Records from a collection:

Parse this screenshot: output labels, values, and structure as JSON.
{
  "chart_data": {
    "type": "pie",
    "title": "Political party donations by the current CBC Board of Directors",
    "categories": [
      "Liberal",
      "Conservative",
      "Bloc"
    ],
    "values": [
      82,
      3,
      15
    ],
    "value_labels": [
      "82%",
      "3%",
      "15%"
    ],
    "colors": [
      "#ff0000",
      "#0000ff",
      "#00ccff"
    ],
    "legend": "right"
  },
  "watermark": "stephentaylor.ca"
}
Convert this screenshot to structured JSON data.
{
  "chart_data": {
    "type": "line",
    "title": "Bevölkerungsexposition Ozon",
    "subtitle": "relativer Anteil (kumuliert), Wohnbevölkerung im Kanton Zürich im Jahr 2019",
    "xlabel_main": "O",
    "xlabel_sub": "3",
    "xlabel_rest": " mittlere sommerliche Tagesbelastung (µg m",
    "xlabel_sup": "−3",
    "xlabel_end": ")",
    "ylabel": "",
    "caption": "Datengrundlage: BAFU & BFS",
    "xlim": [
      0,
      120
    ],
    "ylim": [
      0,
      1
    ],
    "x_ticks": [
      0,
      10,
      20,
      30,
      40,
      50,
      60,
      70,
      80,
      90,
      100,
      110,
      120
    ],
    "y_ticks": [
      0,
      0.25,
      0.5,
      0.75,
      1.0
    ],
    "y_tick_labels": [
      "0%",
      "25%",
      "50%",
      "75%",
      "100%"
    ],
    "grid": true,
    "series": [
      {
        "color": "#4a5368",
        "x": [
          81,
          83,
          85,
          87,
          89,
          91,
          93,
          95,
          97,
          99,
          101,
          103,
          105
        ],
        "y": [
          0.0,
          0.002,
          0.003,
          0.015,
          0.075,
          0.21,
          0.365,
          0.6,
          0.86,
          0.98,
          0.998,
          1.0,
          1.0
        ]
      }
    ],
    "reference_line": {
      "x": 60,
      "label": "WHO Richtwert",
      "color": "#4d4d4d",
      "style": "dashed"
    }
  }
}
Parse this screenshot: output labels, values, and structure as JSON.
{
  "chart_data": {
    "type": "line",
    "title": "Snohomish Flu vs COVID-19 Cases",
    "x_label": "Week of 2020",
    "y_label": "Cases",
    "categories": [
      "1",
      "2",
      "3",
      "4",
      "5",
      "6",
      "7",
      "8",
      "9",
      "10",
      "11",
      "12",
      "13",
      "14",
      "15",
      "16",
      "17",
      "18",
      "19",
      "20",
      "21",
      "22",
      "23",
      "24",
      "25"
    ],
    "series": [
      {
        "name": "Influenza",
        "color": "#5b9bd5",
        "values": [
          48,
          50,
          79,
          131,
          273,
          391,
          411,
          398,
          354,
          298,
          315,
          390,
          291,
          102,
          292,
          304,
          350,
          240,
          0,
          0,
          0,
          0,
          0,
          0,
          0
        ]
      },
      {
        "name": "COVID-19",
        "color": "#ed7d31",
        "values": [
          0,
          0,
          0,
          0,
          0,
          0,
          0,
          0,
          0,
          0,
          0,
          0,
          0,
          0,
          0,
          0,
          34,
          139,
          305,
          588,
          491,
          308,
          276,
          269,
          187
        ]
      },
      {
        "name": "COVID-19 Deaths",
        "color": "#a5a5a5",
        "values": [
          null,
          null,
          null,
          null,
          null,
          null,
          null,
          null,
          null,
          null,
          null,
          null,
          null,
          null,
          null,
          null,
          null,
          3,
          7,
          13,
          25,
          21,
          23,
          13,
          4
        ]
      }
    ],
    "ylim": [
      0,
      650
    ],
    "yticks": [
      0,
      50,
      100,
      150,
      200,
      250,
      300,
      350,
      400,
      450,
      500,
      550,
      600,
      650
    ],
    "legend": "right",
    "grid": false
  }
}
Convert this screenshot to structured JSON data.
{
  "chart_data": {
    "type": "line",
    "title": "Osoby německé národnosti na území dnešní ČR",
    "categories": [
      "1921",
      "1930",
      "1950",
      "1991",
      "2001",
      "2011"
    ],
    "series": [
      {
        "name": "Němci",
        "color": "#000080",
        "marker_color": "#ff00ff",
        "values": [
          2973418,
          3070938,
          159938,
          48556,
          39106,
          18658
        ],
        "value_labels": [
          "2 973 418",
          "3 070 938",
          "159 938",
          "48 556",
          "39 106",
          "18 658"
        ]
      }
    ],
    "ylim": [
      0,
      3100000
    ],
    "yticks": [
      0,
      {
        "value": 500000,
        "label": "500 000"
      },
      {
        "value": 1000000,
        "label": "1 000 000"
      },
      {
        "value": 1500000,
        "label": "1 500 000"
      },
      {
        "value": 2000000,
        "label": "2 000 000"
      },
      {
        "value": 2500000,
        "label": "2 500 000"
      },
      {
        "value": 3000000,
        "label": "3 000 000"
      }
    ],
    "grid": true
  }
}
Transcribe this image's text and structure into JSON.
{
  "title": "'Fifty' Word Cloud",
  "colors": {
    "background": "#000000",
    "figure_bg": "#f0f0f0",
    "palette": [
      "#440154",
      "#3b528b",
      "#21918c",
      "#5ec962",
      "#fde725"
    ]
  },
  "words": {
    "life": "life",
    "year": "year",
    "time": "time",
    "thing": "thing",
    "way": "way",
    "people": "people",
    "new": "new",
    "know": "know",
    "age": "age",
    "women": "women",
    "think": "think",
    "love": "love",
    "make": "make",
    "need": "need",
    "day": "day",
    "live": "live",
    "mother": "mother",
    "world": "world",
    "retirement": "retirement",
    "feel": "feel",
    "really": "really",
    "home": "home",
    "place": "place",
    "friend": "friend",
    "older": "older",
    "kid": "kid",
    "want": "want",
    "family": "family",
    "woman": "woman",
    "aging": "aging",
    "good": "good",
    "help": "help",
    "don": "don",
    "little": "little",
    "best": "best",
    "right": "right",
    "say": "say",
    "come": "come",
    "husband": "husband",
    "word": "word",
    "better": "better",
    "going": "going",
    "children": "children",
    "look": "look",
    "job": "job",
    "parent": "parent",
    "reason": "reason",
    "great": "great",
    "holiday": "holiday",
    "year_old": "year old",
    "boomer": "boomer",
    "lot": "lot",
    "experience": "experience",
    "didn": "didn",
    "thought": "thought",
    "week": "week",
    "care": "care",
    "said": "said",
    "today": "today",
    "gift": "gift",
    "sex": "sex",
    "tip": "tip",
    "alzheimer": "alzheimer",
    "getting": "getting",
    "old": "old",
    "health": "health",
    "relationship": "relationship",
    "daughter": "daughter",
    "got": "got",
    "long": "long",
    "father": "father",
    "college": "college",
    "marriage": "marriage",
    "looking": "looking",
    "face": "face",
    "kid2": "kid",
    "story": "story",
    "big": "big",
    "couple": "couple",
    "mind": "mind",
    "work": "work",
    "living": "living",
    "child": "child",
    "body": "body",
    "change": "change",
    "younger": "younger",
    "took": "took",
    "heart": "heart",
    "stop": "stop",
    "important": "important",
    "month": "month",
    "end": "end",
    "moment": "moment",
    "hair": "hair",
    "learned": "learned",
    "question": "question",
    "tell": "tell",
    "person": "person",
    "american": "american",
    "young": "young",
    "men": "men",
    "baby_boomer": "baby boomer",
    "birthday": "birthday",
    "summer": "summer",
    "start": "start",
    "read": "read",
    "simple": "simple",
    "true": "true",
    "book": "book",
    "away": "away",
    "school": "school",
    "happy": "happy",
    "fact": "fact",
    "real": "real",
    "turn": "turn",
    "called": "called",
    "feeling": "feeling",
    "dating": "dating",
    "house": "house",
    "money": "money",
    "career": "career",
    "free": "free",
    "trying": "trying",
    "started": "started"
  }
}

● Problem to solve
The entries above should be repeated exactly, every one of them.

● Exercise solution
Parse this screenshot: output labels, values, and structure as JSON.
{
  "chart_data": {
    "type": "pie",
    "title": "Political party donations by the current CBC Board of Directors",
    "categories": [
      "Liberal",
      "Conservative",
      "Bloc"
    ],
    "values": [
      82,
      3,
      15
    ],
    "value_labels": [
      "82%",
      "3%",
      "15%"
    ],
    "colors": [
      "#ff0000",
      "#0000ff",
      "#00ccff"
    ],
    "legend": "right"
  },
  "watermark": "stephentaylor.ca"
}
Convert this screenshot to structured JSON data.
{
  "chart_data": {
    "type": "line",
    "title": "Bevölkerungsexposition Ozon",
    "subtitle": "relativer Anteil (kumuliert), Wohnbevölkerung im Kanton Zürich im Jahr 2019",
    "xlabel_main": "O",
    "xlabel_sub": "3",
    "xlabel_rest": " mittlere sommerliche Tagesbelastung (µg m",
    "xlabel_sup": "−3",
    "xlabel_end": ")",
    "ylabel": "",
    "caption": "Datengrundlage: BAFU & BFS",
    "xlim": [
      0,
      120
    ],
    "ylim": [
      0,
      1
    ],
    "x_ticks": [
      0,
      10,
      20,
      30,
      40,
      50,
      60,
      70,
      80,
      90,
      100,
      110,
      120
    ],
    "y_ticks": [
      0,
      0.25,
      0.5,
      0.75,
      1.0
    ],
    "y_tick_labels": [
      "0%",
      "25%",
      "50%",
      "75%",
      "100%"
    ],
    "grid": true,
    "series": [
      {
        "color": "#4a5368",
        "x": [
          81,
          83,
          85,
          87,
          89,
          91,
          93,
          95,
          97,
          99,
          101,
          103,
          105
        ],
        "y": [
          0.0,
          0.002,
          0.003,
          0.015,
          0.075,
          0.21,
          0.365,
          0.6,
          0.86,
          0.98,
          0.998,
          1.0,
          1.0
        ]
      }
    ],
    "reference_line": {
      "x": 60,
      "label": "WHO Richtwert",
      "color": "#4d4d4d",
      "style": "dashed"
    }
  }
}
Parse this screenshot: output labels, values, and structure as JSON.
{
  "chart_data": {
    "type": "line",
    "title": "Snohomish Flu vs COVID-19 Cases",
    "x_label": "Week of 2020",
    "y_label": "Cases",
    "categories": [
      "1",
      "2",
      "3",
      "4",
      "5",
      "6",
      "7",
      "8",
      "9",
      "10",
      "11",
      "12",
      "13",
      "14",
      "15",
      "16",
      "17",
      "18",
      "19",
      "20",
      "21",
      "22",
      "23",
      "24",
      "25"
    ],
    "series": [
      {
        "name": "Influenza",
        "color": "#5b9bd5",
        "values": [
          48,
          50,
          79,
          131,
          273,
          391,
          411,
          398,
          354,
          298,
          315,
          390,
          291,
          102,
          292,
          304,
          350,
          240,
          0,
          0,
          0,
          0,
          0,
          0,
          0
        ]
      },
      {
        "name": "COVID-19",
        "color": "#ed7d31",
        "values": [
          0,
          0,
          0,
          0,
          0,
          0,
          0,
          0,
          0,
          0,
          0,
          0,
          0,
          0,
          0,
          0,
          34,
          139,
          305,
          588,
          491,
          308,
          276,
          269,
          187
        ]
      },
      {
        "name": "COVID-19 Deaths",
        "color": "#a5a5a5",
        "values": [
          null,
          null,
          null,
          null,
          null,
          null,
          null,
          null,
          null,
          null,
          null,
          null,
          null,
          null,
          null,
          null,
          null,
          3,
          7,
          13,
          25,
          21,
          23,
          13,
          4
        ]
      }
    ],
    "ylim": [
      0,
      650
    ],
    "yticks": [
      0,
      50,
      100,
      150,
      200,
      250,
      300,
      350,
      400,
      450,
      500,
      550,
      600,
      650
    ],
    "legend": "right",
    "grid": false
  }
}
Convert this screenshot to structured JSON data.
{
  "chart_data": {
    "type": "line",
    "title": "Osoby německé národnosti na území dnešní ČR",
    "categories": [
      "1921",
      "1930",
      "1950",
      "1991",
      "2001",
      "2011"
    ],
    "series": [
      {
        "name": "Němci",
        "color": "#000080",
        "marker_color": "#ff00ff",
        "values": [
          2973418,
          3070938,
          159938,
          48556,
          39106,
          18658
        ],
        "value_labels": [
          "2 973 418",
          "3 070 938",
          "159 938",
          "48 556",
          "39 106",
          "18 658"
        ]
      }
    ],
    "ylim": [
      0,
      3100000
    ],
    "yticks": [
      0,
      {
        "value": 500000,
        "label": "500 000"
      },
      {
        "value": 1000000,
        "label": "1 000 000"
      },
      {
        "value": 1500000,
        "label": "1 500 000"
      },
      {
        "value": 2000000,
        "label": "2 000 000"
      },
      {
        "value": 2500000,
        "label": "2 500 000"
      },
      {
        "value": 3000000,
        "label": "3 000 000"
      }
    ],
    "grid": true
  }
}
Transcribe this image's text and structure into JSON.
{
  "title": "'Fifty' Word Cloud",
  "colors": {
    "background": "#000000",
    "figure_bg": "#f0f0f0",
    "palette": [
      "#440154",
      "#3b528b",
      "#21918c",
      "#5ec962",
      "#fde725"
    ]
  },
  "words": {
    "life": "life",
    "year": "year",
    "time": "time",
    "thing": "thing",
    "way": "way",
    "people": "people",
    "new": "new",
    "know": "know",
    "age": "age",
    "women": "women",
    "think": "think",
    "love": "love",
    "make": "make",
    "need": "need",
    "day": "day",
    "live": "live",
    "mother": "mother",
    "world": "world",
    "retirement": "retirement",
    "feel": "feel",
    "really": "really",
    "home": "home",
    "place": "place",
    "friend": "friend",
    "older": "older",
    "kid": "kid",
    "want": "want",
    "family": "family",
    "woman": "woman",
    "aging": "aging",
    "good": "good",
    "help": "help",
    "don": "don",
    "little": "little",
    "best": "best",
    "right": "right",
    "say": "say",
    "come": "come",
    "husband": "husband",
    "word": "word",
    "better": "better",
    "going": "going",
    "children": "children",
    "look": "look",
    "job": "job",
    "parent": "parent",
    "reason": "reason",
    "great": "great",
    "holiday": "holiday",
    "year_old": "year old",
    "boomer": "boomer",
    "lot": "lot",
    "experience": "experience",
    "didn": "didn",
    "thought": "thought",
    "week": "week",
    "care": "care",
    "said": "said",
    "today": "today",
    "gift": "gift",
    "sex": "sex",
    "tip": "tip",
    "alzheimer": "alzheimer",
    "getting": "getting",
    "old": "old",
    "health": "health",
    "relationship": "relationship",
    "daughter": "daughter",
    "got": "got",
    "long": "long",
    "father": "father",
    "college": "college",
    "marriage": "marriage",
    "looking": "looking",
    "face": "face",
    "kid2": "kid",
    "story": "story",
    "big": "big",
    "couple": "couple",
    "mind": "mind",
    "work": "work",
    "living": "living",
    "child": "child",
    "body": "body",
    "change": "change",
    "younger": "younger",
    "took": "took",
    "heart": "heart",
    "stop": "stop",
    "important": "important",
    "month": "month",
    "end": "end",
    "moment": "moment",
    "hair": "hair",
    "learned": "learned",
    "question": "question",
    "tell": "tell",
    "person": "person",
    "american": "american",
    "young": "young",
    "men": "men",
    "baby_boomer": "baby boomer",
    "birthday": "birthday",
    "summer": "summer",
    "start": "start",
    "read": "read",
    "simple": "simple",
    "true": "true",
    "book": "book",
    "away": "away",
    "school": "school",
    "happy": "happy",
    "fact": "fact",
    "real": "real",
    "turn": "turn",
    "called": "called",
    "feeling": "feeling",
    "dating": "dating",
    "house": "house",
    "money": "money",
    "career": "career",
    "free": "free",
    "trying": "trying",
    "started": "started"
  }
}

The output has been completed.